● What you should do
Return the material word for word. Do not include pictures.

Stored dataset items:
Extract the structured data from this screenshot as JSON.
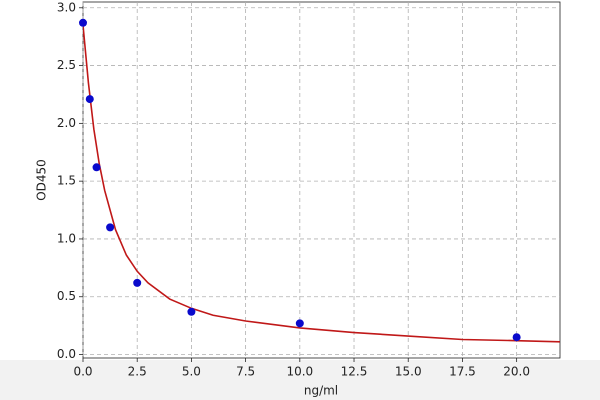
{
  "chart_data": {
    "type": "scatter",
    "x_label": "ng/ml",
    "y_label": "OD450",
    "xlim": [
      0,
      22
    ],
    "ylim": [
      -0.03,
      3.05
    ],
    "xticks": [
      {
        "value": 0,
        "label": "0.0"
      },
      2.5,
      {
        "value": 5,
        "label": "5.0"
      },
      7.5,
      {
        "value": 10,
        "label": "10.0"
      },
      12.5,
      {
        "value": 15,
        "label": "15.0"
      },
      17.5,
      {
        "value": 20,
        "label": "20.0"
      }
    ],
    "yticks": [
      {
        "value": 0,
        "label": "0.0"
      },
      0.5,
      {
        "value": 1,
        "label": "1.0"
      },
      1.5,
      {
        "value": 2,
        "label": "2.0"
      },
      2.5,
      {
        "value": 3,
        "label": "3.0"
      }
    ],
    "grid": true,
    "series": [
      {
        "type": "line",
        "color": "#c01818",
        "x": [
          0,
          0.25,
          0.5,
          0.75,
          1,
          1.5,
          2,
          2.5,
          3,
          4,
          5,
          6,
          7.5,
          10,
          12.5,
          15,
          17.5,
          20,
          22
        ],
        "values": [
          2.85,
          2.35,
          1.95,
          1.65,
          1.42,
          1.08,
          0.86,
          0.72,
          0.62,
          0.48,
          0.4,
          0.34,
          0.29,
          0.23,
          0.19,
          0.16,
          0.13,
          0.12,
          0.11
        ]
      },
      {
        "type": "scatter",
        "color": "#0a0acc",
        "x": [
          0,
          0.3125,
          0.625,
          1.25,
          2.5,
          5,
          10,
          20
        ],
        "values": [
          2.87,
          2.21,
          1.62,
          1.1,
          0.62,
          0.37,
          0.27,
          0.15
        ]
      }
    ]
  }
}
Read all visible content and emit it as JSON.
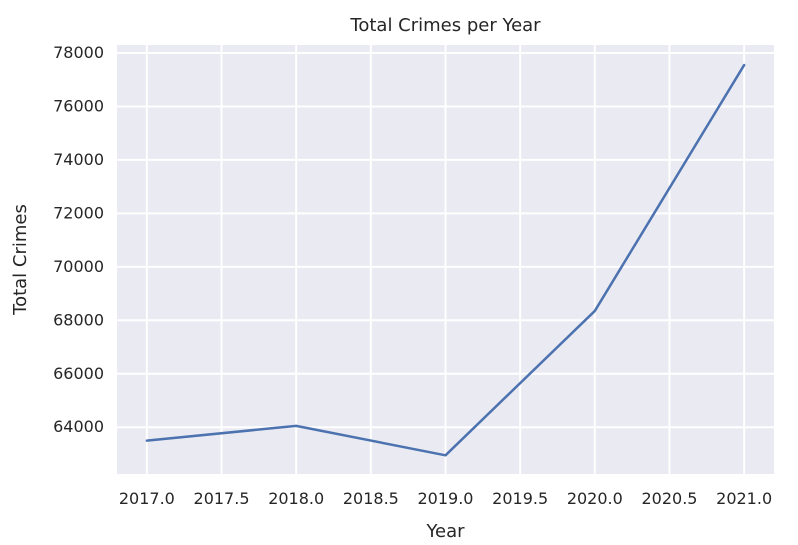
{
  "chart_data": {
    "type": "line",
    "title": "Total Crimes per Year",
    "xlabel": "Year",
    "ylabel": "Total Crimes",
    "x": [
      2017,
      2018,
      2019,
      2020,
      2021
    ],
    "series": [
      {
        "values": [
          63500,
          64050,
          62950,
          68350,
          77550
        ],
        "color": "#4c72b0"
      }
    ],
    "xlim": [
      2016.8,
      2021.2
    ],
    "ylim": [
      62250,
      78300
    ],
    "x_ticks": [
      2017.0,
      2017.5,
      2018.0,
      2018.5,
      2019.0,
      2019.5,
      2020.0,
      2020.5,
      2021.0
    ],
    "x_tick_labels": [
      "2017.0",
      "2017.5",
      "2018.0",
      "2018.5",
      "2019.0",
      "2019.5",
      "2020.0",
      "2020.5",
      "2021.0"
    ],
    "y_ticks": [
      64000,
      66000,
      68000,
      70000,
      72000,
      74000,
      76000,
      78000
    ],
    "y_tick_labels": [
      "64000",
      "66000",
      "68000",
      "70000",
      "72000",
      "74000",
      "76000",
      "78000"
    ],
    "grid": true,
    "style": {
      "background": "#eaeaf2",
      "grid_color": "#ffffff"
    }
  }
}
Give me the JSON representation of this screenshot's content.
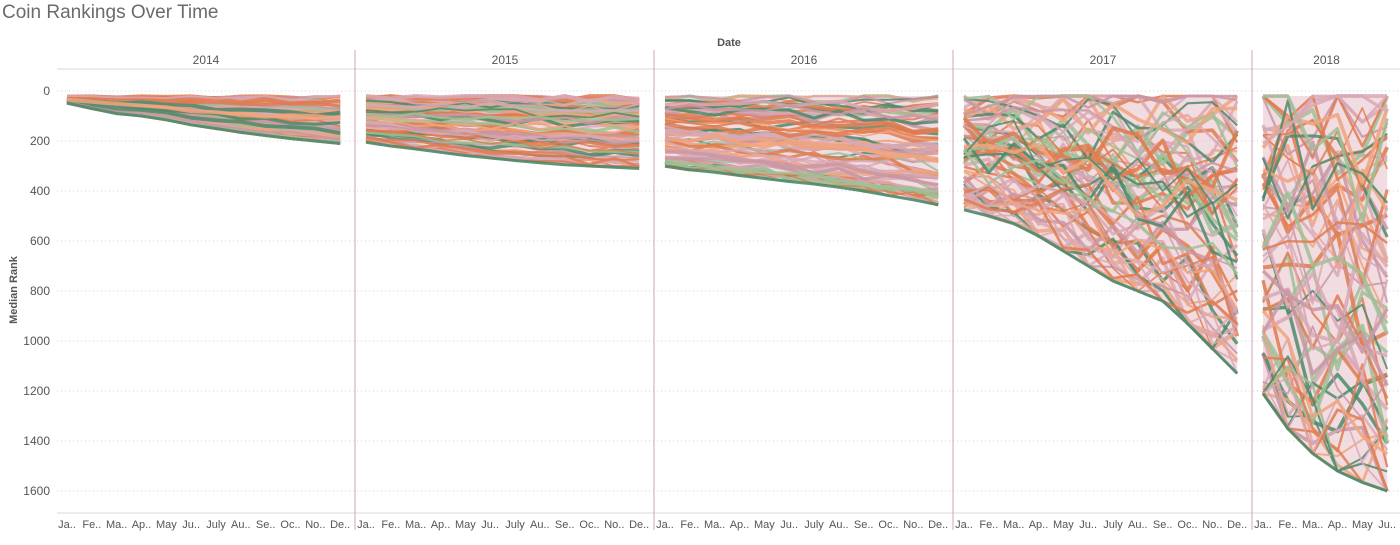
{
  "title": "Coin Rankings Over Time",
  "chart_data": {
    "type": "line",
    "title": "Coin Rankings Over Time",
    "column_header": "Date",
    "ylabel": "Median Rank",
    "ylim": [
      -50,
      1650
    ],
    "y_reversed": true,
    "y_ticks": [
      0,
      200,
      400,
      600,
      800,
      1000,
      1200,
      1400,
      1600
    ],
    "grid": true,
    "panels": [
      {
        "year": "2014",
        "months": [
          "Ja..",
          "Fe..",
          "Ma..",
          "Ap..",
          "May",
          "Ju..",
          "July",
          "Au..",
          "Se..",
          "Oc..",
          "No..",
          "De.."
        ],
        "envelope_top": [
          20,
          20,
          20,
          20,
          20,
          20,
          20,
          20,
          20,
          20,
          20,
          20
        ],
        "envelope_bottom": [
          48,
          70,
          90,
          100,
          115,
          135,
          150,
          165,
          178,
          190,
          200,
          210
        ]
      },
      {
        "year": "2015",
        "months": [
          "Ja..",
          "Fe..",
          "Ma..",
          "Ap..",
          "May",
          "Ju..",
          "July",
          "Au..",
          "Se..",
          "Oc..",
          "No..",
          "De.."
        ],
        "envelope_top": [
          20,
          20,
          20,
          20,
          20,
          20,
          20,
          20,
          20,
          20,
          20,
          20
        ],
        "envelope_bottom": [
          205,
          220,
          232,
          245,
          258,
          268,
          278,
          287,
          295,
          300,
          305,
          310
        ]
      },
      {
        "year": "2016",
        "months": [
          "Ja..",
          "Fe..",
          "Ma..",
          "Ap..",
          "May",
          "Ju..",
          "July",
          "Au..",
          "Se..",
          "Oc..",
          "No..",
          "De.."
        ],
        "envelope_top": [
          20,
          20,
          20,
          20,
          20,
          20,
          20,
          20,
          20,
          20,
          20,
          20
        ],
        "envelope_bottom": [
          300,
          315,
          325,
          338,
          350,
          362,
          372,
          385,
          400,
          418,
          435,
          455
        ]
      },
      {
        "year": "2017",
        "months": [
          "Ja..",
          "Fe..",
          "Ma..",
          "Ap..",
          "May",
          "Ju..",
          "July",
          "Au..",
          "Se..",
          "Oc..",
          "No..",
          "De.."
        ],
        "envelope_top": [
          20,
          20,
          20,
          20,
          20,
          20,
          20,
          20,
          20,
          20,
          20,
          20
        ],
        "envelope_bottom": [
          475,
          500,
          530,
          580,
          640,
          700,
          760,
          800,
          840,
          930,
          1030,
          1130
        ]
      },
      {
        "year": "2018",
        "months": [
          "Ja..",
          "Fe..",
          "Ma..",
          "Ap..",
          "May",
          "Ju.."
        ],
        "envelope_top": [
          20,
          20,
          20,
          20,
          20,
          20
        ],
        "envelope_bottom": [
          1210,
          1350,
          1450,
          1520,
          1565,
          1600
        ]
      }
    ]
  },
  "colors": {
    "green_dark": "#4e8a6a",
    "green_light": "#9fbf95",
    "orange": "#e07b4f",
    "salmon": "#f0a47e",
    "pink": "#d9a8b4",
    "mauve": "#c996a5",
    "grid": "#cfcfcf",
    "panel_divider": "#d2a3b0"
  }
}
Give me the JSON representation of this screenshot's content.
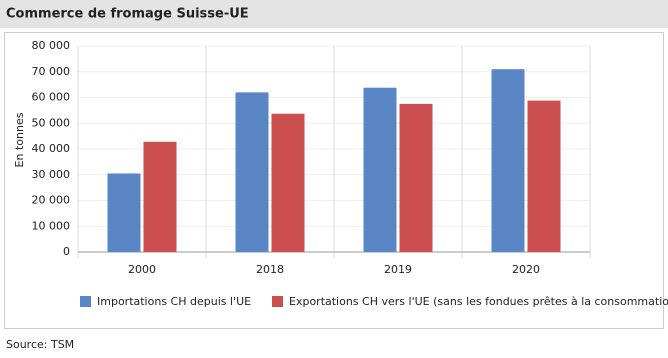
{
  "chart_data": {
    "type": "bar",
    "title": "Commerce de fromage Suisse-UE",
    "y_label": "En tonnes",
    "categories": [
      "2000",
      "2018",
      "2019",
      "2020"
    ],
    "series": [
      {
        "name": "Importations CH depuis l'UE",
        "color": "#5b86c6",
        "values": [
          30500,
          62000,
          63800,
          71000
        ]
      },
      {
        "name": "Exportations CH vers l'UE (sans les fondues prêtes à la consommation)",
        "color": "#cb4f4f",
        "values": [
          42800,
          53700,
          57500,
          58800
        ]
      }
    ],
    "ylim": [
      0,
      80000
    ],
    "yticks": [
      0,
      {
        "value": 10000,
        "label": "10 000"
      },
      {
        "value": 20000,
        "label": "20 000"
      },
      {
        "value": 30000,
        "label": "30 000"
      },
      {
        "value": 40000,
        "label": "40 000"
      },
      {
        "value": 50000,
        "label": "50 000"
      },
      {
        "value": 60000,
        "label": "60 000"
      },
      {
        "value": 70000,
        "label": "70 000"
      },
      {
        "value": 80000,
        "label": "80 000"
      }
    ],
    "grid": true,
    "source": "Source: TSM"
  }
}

● Written answer
Extract the structured data from this screenshot as JSON.
{
  "chart_data": {
    "type": "scatter",
    "x_label": "ng/ml",
    "y_label": "OD450",
    "xlim": [
      0,
      22
    ],
    "ylim": [
      -0.03,
      3.05
    ],
    "xticks": [
      {
        "value": 0,
        "label": "0.0"
      },
      2.5,
      {
        "value": 5,
        "label": "5.0"
      },
      7.5,
      {
        "value": 10,
        "label": "10.0"
      },
      12.5,
      {
        "value": 15,
        "label": "15.0"
      },
      17.5,
      {
        "value": 20,
        "label": "20.0"
      }
    ],
    "yticks": [
      {
        "value": 0,
        "label": "0.0"
      },
      0.5,
      {
        "value": 1,
        "label": "1.0"
      },
      1.5,
      {
        "value": 2,
        "label": "2.0"
      },
      2.5,
      {
        "value": 3,
        "label": "3.0"
      }
    ],
    "grid": true,
    "series": [
      {
        "type": "line",
        "color": "#c01818",
        "x": [
          0,
          0.25,
          0.5,
          0.75,
          1,
          1.5,
          2,
          2.5,
          3,
          4,
          5,
          6,
          7.5,
          10,
          12.5,
          15,
          17.5,
          20,
          22
        ],
        "values": [
          2.85,
          2.35,
          1.95,
          1.65,
          1.42,
          1.08,
          0.86,
          0.72,
          0.62,
          0.48,
          0.4,
          0.34,
          0.29,
          0.23,
          0.19,
          0.16,
          0.13,
          0.12,
          0.11
        ]
      },
      {
        "type": "scatter",
        "color": "#0a0acc",
        "x": [
          0,
          0.3125,
          0.625,
          1.25,
          2.5,
          5,
          10,
          20
        ],
        "values": [
          2.87,
          2.21,
          1.62,
          1.1,
          0.62,
          0.37,
          0.27,
          0.15
        ]
      }
    ]
  }
}
Read all visible content and emit it as JSON.
{
  "chart_data": {
    "type": "line",
    "title": "Total Crimes per Year",
    "xlabel": "Year",
    "ylabel": "Total Crimes",
    "x": [
      2017,
      2018,
      2019,
      2020,
      2021
    ],
    "series": [
      {
        "values": [
          63500,
          64050,
          62950,
          68350,
          77550
        ],
        "color": "#4c72b0"
      }
    ],
    "xlim": [
      2016.8,
      2021.2
    ],
    "ylim": [
      62250,
      78300
    ],
    "x_ticks": [
      2017.0,
      2017.5,
      2018.0,
      2018.5,
      2019.0,
      2019.5,
      2020.0,
      2020.5,
      2021.0
    ],
    "x_tick_labels": [
      "2017.0",
      "2017.5",
      "2018.0",
      "2018.5",
      "2019.0",
      "2019.5",
      "2020.0",
      "2020.5",
      "2021.0"
    ],
    "y_ticks": [
      64000,
      66000,
      68000,
      70000,
      72000,
      74000,
      76000,
      78000
    ],
    "y_tick_labels": [
      "64000",
      "66000",
      "68000",
      "70000",
      "72000",
      "74000",
      "76000",
      "78000"
    ],
    "grid": true,
    "style": {
      "background": "#eaeaf2",
      "grid_color": "#ffffff"
    }
  }
}
Give me the JSON representation of this screenshot's content.
{
  "title": "Coin Rankings Over Time",
  "chart_data": {
    "type": "line",
    "title": "Coin Rankings Over Time",
    "column_header": "Date",
    "ylabel": "Median Rank",
    "ylim": [
      -50,
      1650
    ],
    "y_reversed": true,
    "y_ticks": [
      0,
      200,
      400,
      600,
      800,
      1000,
      1200,
      1400,
      1600
    ],
    "grid": true,
    "panels": [
      {
        "year": "2014",
        "months": [
          "Ja..",
          "Fe..",
          "Ma..",
          "Ap..",
          "May",
          "Ju..",
          "July",
          "Au..",
          "Se..",
          "Oc..",
          "No..",
          "De.."
        ],
        "envelope_top": [
          20,
          20,
          20,
          20,
          20,
          20,
          20,
          20,
          20,
          20,
          20,
          20
        ],
        "envelope_bottom": [
          48,
          70,
          90,
          100,
          115,
          135,
          150,
          165,
          178,
          190,
          200,
          210
        ]
      },
      {
        "year": "2015",
        "months": [
          "Ja..",
          "Fe..",
          "Ma..",
          "Ap..",
          "May",
          "Ju..",
          "July",
          "Au..",
          "Se..",
          "Oc..",
          "No..",
          "De.."
        ],
        "envelope_top": [
          20,
          20,
          20,
          20,
          20,
          20,
          20,
          20,
          20,
          20,
          20,
          20
        ],
        "envelope_bottom": [
          205,
          220,
          232,
          245,
          258,
          268,
          278,
          287,
          295,
          300,
          305,
          310
        ]
      },
      {
        "year": "2016",
        "months": [
          "Ja..",
          "Fe..",
          "Ma..",
          "Ap..",
          "May",
          "Ju..",
          "July",
          "Au..",
          "Se..",
          "Oc..",
          "No..",
          "De.."
        ],
        "envelope_top": [
          20,
          20,
          20,
          20,
          20,
          20,
          20,
          20,
          20,
          20,
          20,
          20
        ],
        "envelope_bottom": [
          300,
          315,
          325,
          338,
          350,
          362,
          372,
          385,
          400,
          418,
          435,
          455
        ]
      },
      {
        "year": "2017",
        "months": [
          "Ja..",
          "Fe..",
          "Ma..",
          "Ap..",
          "May",
          "Ju..",
          "July",
          "Au..",
          "Se..",
          "Oc..",
          "No..",
          "De.."
        ],
        "envelope_top": [
          20,
          20,
          20,
          20,
          20,
          20,
          20,
          20,
          20,
          20,
          20,
          20
        ],
        "envelope_bottom": [
          475,
          500,
          530,
          580,
          640,
          700,
          760,
          800,
          840,
          930,
          1030,
          1130
        ]
      },
      {
        "year": "2018",
        "months": [
          "Ja..",
          "Fe..",
          "Ma..",
          "Ap..",
          "May",
          "Ju.."
        ],
        "envelope_top": [
          20,
          20,
          20,
          20,
          20,
          20
        ],
        "envelope_bottom": [
          1210,
          1350,
          1450,
          1520,
          1565,
          1600
        ]
      }
    ]
  },
  "colors": {
    "green_dark": "#4e8a6a",
    "green_light": "#9fbf95",
    "orange": "#e07b4f",
    "salmon": "#f0a47e",
    "pink": "#d9a8b4",
    "mauve": "#c996a5",
    "grid": "#cfcfcf",
    "panel_divider": "#d2a3b0"
  }
}
Give me the JSON representation of this screenshot's content.
{
  "chart_data": {
    "type": "bar",
    "title": "Commerce de fromage Suisse-UE",
    "y_label": "En tonnes",
    "categories": [
      "2000",
      "2018",
      "2019",
      "2020"
    ],
    "series": [
      {
        "name": "Importations CH depuis l'UE",
        "color": "#5b86c6",
        "values": [
          30500,
          62000,
          63800,
          71000
        ]
      },
      {
        "name": "Exportations CH vers l'UE (sans les fondues prêtes à la consommation)",
        "color": "#cb4f4f",
        "values": [
          42800,
          53700,
          57500,
          58800
        ]
      }
    ],
    "ylim": [
      0,
      80000
    ],
    "yticks": [
      0,
      {
        "value": 10000,
        "label": "10 000"
      },
      {
        "value": 20000,
        "label": "20 000"
      },
      {
        "value": 30000,
        "label": "30 000"
      },
      {
        "value": 40000,
        "label": "40 000"
      },
      {
        "value": 50000,
        "label": "50 000"
      },
      {
        "value": 60000,
        "label": "60 000"
      },
      {
        "value": 70000,
        "label": "70 000"
      },
      {
        "value": 80000,
        "label": "80 000"
      }
    ],
    "grid": true,
    "source": "Source: TSM"
  }
}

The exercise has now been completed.